## TASK TO CARRY OUT
Below are some records; reproduce every one of them exactly.
• • • • • • •
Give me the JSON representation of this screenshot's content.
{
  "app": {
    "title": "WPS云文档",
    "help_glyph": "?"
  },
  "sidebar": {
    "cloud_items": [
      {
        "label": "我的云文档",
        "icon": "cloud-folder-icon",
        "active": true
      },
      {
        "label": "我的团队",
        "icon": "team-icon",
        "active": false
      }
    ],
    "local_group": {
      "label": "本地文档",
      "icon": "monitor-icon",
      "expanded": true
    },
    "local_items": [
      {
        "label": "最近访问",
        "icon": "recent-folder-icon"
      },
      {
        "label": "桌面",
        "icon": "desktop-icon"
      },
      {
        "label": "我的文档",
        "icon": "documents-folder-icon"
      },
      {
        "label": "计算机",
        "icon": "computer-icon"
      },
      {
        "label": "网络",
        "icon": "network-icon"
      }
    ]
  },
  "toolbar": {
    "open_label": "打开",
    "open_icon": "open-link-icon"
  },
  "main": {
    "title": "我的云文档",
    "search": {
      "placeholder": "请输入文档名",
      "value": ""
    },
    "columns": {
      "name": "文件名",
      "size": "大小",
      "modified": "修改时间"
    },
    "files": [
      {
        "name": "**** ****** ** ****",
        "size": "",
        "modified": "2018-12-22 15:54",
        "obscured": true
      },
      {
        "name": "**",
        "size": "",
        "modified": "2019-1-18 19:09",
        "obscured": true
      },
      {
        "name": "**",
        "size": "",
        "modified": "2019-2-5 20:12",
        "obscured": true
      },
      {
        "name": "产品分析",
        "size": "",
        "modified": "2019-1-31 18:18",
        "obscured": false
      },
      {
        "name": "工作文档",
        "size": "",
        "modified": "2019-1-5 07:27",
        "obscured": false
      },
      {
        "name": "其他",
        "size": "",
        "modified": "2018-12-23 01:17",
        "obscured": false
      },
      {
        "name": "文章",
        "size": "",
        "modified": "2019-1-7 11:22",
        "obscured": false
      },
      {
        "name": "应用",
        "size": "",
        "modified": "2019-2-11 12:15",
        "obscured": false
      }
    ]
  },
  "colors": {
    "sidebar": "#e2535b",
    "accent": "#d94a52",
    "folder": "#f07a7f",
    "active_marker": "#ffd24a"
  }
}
• • • • • • •
## SOLUTION TO THE PROBLEM
Give me the JSON representation of this screenshot's content.
{
  "app": {
    "title": "WPS云文档",
    "help_glyph": "?"
  },
  "sidebar": {
    "cloud_items": [
      {
        "label": "我的云文档",
        "icon": "cloud-folder-icon",
        "active": true
      },
      {
        "label": "我的团队",
        "icon": "team-icon",
        "active": false
      }
    ],
    "local_group": {
      "label": "本地文档",
      "icon": "monitor-icon",
      "expanded": true
    },
    "local_items": [
      {
        "label": "最近访问",
        "icon": "recent-folder-icon"
      },
      {
        "label": "桌面",
        "icon": "desktop-icon"
      },
      {
        "label": "我的文档",
        "icon": "documents-folder-icon"
      },
      {
        "label": "计算机",
        "icon": "computer-icon"
      },
      {
        "label": "网络",
        "icon": "network-icon"
      }
    ]
  },
  "toolbar": {
    "open_label": "打开",
    "open_icon": "open-link-icon"
  },
  "main": {
    "title": "我的云文档",
    "search": {
      "placeholder": "请输入文档名",
      "value": ""
    },
    "columns": {
      "name": "文件名",
      "size": "大小",
      "modified": "修改时间"
    },
    "files": [
      {
        "name": "**** ****** ** ****",
        "size": "",
        "modified": "2018-12-22 15:54",
        "obscured": true
      },
      {
        "name": "**",
        "size": "",
        "modified": "2019-1-18 19:09",
        "obscured": true
      },
      {
        "name": "**",
        "size": "",
        "modified": "2019-2-5 20:12",
        "obscured": true
      },
      {
        "name": "产品分析",
        "size": "",
        "modified": "2019-1-31 18:18",
        "obscured": false
      },
      {
        "name": "工作文档",
        "size": "",
        "modified": "2019-1-5 07:27",
        "obscured": false
      },
      {
        "name": "其他",
        "size": "",
        "modified": "2018-12-23 01:17",
        "obscured": false
      },
      {
        "name": "文章",
        "size": "",
        "modified": "2019-1-7 11:22",
        "obscured": false
      },
      {
        "name": "应用",
        "size": "",
        "modified": "2019-2-11 12:15",
        "obscured": false
      }
    ]
  },
  "colors": {
    "sidebar": "#e2535b",
    "accent": "#d94a52",
    "folder": "#f07a7f",
    "active_marker": "#ffd24a"
  }
}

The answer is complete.